Required work: Starting from the line containing "Decode this image", write out the rest of the entries exactly, through the final line, including nothing else.
>> start Data section
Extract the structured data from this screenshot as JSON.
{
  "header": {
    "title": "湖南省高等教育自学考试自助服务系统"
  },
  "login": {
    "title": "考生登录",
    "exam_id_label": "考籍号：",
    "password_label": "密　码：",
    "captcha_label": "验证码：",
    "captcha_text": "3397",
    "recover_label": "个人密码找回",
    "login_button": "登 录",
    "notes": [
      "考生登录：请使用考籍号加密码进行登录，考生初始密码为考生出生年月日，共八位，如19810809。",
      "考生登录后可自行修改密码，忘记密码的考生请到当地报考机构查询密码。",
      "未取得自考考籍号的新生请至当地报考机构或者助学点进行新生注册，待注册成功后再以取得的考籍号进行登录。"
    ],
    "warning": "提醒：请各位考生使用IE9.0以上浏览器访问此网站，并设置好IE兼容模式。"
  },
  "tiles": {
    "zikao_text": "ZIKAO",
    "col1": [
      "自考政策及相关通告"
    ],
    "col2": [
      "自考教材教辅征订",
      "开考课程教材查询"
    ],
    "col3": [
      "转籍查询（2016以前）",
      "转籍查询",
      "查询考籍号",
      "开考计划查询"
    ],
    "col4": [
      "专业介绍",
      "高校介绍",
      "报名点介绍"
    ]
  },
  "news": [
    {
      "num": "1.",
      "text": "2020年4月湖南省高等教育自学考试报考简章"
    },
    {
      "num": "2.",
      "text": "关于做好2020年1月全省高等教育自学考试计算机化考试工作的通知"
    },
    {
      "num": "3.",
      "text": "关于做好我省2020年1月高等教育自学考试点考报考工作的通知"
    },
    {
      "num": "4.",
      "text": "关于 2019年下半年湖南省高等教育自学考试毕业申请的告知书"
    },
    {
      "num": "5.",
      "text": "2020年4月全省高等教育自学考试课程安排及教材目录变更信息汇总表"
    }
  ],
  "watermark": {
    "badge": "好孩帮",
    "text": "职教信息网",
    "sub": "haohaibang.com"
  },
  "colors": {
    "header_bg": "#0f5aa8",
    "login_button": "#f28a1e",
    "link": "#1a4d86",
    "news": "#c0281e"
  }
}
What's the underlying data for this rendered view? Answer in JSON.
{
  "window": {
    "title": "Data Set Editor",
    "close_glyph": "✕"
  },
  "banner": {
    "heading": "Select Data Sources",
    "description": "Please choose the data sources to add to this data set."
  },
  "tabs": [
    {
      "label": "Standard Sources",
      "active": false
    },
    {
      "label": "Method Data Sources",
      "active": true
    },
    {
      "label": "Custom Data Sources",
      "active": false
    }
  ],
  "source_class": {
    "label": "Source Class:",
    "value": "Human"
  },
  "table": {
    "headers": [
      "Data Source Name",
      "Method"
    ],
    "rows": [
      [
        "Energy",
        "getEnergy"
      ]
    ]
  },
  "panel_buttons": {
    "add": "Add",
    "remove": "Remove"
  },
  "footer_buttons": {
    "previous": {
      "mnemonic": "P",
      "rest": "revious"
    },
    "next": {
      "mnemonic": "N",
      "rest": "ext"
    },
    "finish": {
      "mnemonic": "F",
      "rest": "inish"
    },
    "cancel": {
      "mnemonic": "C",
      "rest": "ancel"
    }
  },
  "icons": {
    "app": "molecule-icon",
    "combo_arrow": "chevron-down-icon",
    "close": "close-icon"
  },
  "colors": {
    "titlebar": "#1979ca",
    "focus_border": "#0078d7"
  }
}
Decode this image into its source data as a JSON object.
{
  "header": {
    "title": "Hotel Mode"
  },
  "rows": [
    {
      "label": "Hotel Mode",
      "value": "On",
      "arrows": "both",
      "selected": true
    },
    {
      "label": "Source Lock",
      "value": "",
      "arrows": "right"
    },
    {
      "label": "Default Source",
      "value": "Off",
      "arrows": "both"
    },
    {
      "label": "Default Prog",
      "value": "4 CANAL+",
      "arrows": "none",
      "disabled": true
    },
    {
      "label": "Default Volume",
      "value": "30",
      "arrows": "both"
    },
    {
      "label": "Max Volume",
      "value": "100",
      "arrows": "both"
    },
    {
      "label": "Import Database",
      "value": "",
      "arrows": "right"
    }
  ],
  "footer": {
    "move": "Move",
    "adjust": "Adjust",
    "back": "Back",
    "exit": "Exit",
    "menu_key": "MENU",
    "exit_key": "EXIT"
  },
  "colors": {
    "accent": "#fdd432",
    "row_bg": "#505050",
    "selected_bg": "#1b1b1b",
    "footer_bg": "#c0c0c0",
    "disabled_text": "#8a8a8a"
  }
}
>> end Data section
Correct result:
Decode this image into its source data as a JSON object.
{
  "header": {
    "title": "Hotel Mode"
  },
  "rows": [
    {
      "label": "Hotel Mode",
      "value": "On",
      "arrows": "both",
      "selected": true
    },
    {
      "label": "Source Lock",
      "value": "",
      "arrows": "right"
    },
    {
      "label": "Default Source",
      "value": "Off",
      "arrows": "both"
    },
    {
      "label": "Default Prog",
      "value": "4 CANAL+",
      "arrows": "none",
      "disabled": true
    },
    {
      "label": "Default Volume",
      "value": "30",
      "arrows": "both"
    },
    {
      "label": "Max Volume",
      "value": "100",
      "arrows": "both"
    },
    {
      "label": "Import Database",
      "value": "",
      "arrows": "right"
    }
  ],
  "footer": {
    "move": "Move",
    "adjust": "Adjust",
    "back": "Back",
    "exit": "Exit",
    "menu_key": "MENU",
    "exit_key": "EXIT"
  },
  "colors": {
    "accent": "#fdd432",
    "row_bg": "#505050",
    "selected_bg": "#1b1b1b",
    "footer_bg": "#c0c0c0",
    "disabled_text": "#8a8a8a"
  }
}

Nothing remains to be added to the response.